WHAT YOU ARE ASKED TO DO:
Every entry must be given again exactly.

----- DATA SUPPLIED -----

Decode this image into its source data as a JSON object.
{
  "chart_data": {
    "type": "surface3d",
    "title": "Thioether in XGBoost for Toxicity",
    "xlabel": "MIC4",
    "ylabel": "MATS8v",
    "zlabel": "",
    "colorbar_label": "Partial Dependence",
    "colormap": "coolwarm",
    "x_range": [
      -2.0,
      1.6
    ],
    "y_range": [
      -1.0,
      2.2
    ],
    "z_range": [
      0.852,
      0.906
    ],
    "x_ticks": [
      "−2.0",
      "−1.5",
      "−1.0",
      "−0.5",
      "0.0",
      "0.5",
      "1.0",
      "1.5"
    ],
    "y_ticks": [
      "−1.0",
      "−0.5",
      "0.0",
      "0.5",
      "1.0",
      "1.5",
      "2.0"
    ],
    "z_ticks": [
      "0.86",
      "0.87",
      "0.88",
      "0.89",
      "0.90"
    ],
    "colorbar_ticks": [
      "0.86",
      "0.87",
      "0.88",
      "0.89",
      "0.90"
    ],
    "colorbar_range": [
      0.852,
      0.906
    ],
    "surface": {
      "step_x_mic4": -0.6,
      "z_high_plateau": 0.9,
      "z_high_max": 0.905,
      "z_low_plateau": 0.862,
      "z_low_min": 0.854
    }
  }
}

-----

RESPONSE:
Decode this image into its source data as a JSON object.
{
  "chart_data": {
    "type": "surface3d",
    "title": "Thioether in XGBoost for Toxicity",
    "xlabel": "MIC4",
    "ylabel": "MATS8v",
    "zlabel": "",
    "colorbar_label": "Partial Dependence",
    "colormap": "coolwarm",
    "x_range": [
      -2.0,
      1.6
    ],
    "y_range": [
      -1.0,
      2.2
    ],
    "z_range": [
      0.852,
      0.906
    ],
    "x_ticks": [
      "−2.0",
      "−1.5",
      "−1.0",
      "−0.5",
      "0.0",
      "0.5",
      "1.0",
      "1.5"
    ],
    "y_ticks": [
      "−1.0",
      "−0.5",
      "0.0",
      "0.5",
      "1.0",
      "1.5",
      "2.0"
    ],
    "z_ticks": [
      "0.86",
      "0.87",
      "0.88",
      "0.89",
      "0.90"
    ],
    "colorbar_ticks": [
      "0.86",
      "0.87",
      "0.88",
      "0.89",
      "0.90"
    ],
    "colorbar_range": [
      0.852,
      0.906
    ],
    "surface": {
      "step_x_mic4": -0.6,
      "z_high_plateau": 0.9,
      "z_high_max": 0.905,
      "z_low_plateau": 0.862,
      "z_low_min": 0.854
    }
  }
}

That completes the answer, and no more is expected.